▸ Data shown:

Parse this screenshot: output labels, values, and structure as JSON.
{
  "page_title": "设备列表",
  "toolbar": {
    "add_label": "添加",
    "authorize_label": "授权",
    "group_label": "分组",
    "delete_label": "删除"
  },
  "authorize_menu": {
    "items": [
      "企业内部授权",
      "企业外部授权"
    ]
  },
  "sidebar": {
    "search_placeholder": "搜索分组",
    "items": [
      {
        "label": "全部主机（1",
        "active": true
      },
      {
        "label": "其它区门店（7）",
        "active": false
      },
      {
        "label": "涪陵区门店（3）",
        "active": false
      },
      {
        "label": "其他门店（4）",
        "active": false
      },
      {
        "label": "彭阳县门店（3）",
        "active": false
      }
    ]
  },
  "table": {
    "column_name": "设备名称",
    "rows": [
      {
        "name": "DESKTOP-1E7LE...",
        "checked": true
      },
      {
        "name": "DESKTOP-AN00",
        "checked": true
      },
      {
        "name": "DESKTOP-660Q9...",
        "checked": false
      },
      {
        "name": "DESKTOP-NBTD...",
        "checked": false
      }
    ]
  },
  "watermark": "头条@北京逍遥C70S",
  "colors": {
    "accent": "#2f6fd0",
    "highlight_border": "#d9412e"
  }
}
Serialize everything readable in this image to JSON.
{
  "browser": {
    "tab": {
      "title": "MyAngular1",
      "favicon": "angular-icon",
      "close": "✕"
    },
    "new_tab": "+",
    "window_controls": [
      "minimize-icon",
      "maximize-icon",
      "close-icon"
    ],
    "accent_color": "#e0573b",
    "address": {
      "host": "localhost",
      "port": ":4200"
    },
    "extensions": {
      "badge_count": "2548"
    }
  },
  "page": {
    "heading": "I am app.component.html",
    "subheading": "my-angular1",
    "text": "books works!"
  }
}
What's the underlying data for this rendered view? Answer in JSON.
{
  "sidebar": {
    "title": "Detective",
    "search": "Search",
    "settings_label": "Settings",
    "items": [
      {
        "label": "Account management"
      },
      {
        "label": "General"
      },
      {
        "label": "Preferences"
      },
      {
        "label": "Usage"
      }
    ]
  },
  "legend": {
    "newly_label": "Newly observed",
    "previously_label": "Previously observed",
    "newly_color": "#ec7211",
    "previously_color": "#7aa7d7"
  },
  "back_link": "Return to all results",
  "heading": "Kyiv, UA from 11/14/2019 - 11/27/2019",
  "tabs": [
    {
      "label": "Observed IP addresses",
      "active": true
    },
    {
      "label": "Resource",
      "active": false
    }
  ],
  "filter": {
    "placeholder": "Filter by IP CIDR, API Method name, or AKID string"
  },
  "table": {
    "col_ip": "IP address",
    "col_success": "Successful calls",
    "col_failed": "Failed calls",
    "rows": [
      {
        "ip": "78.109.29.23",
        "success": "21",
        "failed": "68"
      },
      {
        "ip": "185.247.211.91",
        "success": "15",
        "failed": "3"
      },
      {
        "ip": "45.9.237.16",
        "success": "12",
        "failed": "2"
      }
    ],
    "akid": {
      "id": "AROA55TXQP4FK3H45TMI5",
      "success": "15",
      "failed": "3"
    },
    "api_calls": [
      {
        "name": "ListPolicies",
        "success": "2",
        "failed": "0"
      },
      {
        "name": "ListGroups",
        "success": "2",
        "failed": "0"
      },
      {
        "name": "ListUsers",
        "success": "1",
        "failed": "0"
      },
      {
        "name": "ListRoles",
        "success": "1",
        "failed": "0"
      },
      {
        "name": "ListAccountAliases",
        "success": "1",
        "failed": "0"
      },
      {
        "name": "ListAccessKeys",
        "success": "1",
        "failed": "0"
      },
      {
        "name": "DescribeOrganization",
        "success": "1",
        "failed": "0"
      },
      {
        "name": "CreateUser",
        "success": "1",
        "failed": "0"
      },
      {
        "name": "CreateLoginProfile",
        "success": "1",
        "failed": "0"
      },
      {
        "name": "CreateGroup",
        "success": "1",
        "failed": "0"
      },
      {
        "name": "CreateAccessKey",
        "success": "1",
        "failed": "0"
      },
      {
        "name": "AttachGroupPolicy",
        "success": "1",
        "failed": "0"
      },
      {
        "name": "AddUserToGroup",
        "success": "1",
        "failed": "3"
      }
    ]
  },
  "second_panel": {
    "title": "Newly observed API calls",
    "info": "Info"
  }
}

▸ Your goal:
The records above should be duplicated in full, exactly as given.

▸ Exercise result:
Parse this screenshot: output labels, values, and structure as JSON.
{
  "page_title": "设备列表",
  "toolbar": {
    "add_label": "添加",
    "authorize_label": "授权",
    "group_label": "分组",
    "delete_label": "删除"
  },
  "authorize_menu": {
    "items": [
      "企业内部授权",
      "企业外部授权"
    ]
  },
  "sidebar": {
    "search_placeholder": "搜索分组",
    "items": [
      {
        "label": "全部主机（1",
        "active": true
      },
      {
        "label": "其它区门店（7）",
        "active": false
      },
      {
        "label": "涪陵区门店（3）",
        "active": false
      },
      {
        "label": "其他门店（4）",
        "active": false
      },
      {
        "label": "彭阳县门店（3）",
        "active": false
      }
    ]
  },
  "table": {
    "column_name": "设备名称",
    "rows": [
      {
        "name": "DESKTOP-1E7LE...",
        "checked": true
      },
      {
        "name": "DESKTOP-AN00",
        "checked": true
      },
      {
        "name": "DESKTOP-660Q9...",
        "checked": false
      },
      {
        "name": "DESKTOP-NBTD...",
        "checked": false
      }
    ]
  },
  "watermark": "头条@北京逍遥C70S",
  "colors": {
    "accent": "#2f6fd0",
    "highlight_border": "#d9412e"
  }
}
Serialize everything readable in this image to JSON.
{
  "browser": {
    "tab": {
      "title": "MyAngular1",
      "favicon": "angular-icon",
      "close": "✕"
    },
    "new_tab": "+",
    "window_controls": [
      "minimize-icon",
      "maximize-icon",
      "close-icon"
    ],
    "accent_color": "#e0573b",
    "address": {
      "host": "localhost",
      "port": ":4200"
    },
    "extensions": {
      "badge_count": "2548"
    }
  },
  "page": {
    "heading": "I am app.component.html",
    "subheading": "my-angular1",
    "text": "books works!"
  }
}
What's the underlying data for this rendered view? Answer in JSON.
{
  "sidebar": {
    "title": "Detective",
    "search": "Search",
    "settings_label": "Settings",
    "items": [
      {
        "label": "Account management"
      },
      {
        "label": "General"
      },
      {
        "label": "Preferences"
      },
      {
        "label": "Usage"
      }
    ]
  },
  "legend": {
    "newly_label": "Newly observed",
    "previously_label": "Previously observed",
    "newly_color": "#ec7211",
    "previously_color": "#7aa7d7"
  },
  "back_link": "Return to all results",
  "heading": "Kyiv, UA from 11/14/2019 - 11/27/2019",
  "tabs": [
    {
      "label": "Observed IP addresses",
      "active": true
    },
    {
      "label": "Resource",
      "active": false
    }
  ],
  "filter": {
    "placeholder": "Filter by IP CIDR, API Method name, or AKID string"
  },
  "table": {
    "col_ip": "IP address",
    "col_success": "Successful calls",
    "col_failed": "Failed calls",
    "rows": [
      {
        "ip": "78.109.29.23",
        "success": "21",
        "failed": "68"
      },
      {
        "ip": "185.247.211.91",
        "success": "15",
        "failed": "3"
      },
      {
        "ip": "45.9.237.16",
        "success": "12",
        "failed": "2"
      }
    ],
    "akid": {
      "id": "AROA55TXQP4FK3H45TMI5",
      "success": "15",
      "failed": "3"
    },
    "api_calls": [
      {
        "name": "ListPolicies",
        "success": "2",
        "failed": "0"
      },
      {
        "name": "ListGroups",
        "success": "2",
        "failed": "0"
      },
      {
        "name": "ListUsers",
        "success": "1",
        "failed": "0"
      },
      {
        "name": "ListRoles",
        "success": "1",
        "failed": "0"
      },
      {
        "name": "ListAccountAliases",
        "success": "1",
        "failed": "0"
      },
      {
        "name": "ListAccessKeys",
        "success": "1",
        "failed": "0"
      },
      {
        "name": "DescribeOrganization",
        "success": "1",
        "failed": "0"
      },
      {
        "name": "CreateUser",
        "success": "1",
        "failed": "0"
      },
      {
        "name": "CreateLoginProfile",
        "success": "1",
        "failed": "0"
      },
      {
        "name": "CreateGroup",
        "success": "1",
        "failed": "0"
      },
      {
        "name": "CreateAccessKey",
        "success": "1",
        "failed": "0"
      },
      {
        "name": "AttachGroupPolicy",
        "success": "1",
        "failed": "0"
      },
      {
        "name": "AddUserToGroup",
        "success": "1",
        "failed": "3"
      }
    ]
  },
  "second_panel": {
    "title": "Newly observed API calls",
    "info": "Info"
  }
}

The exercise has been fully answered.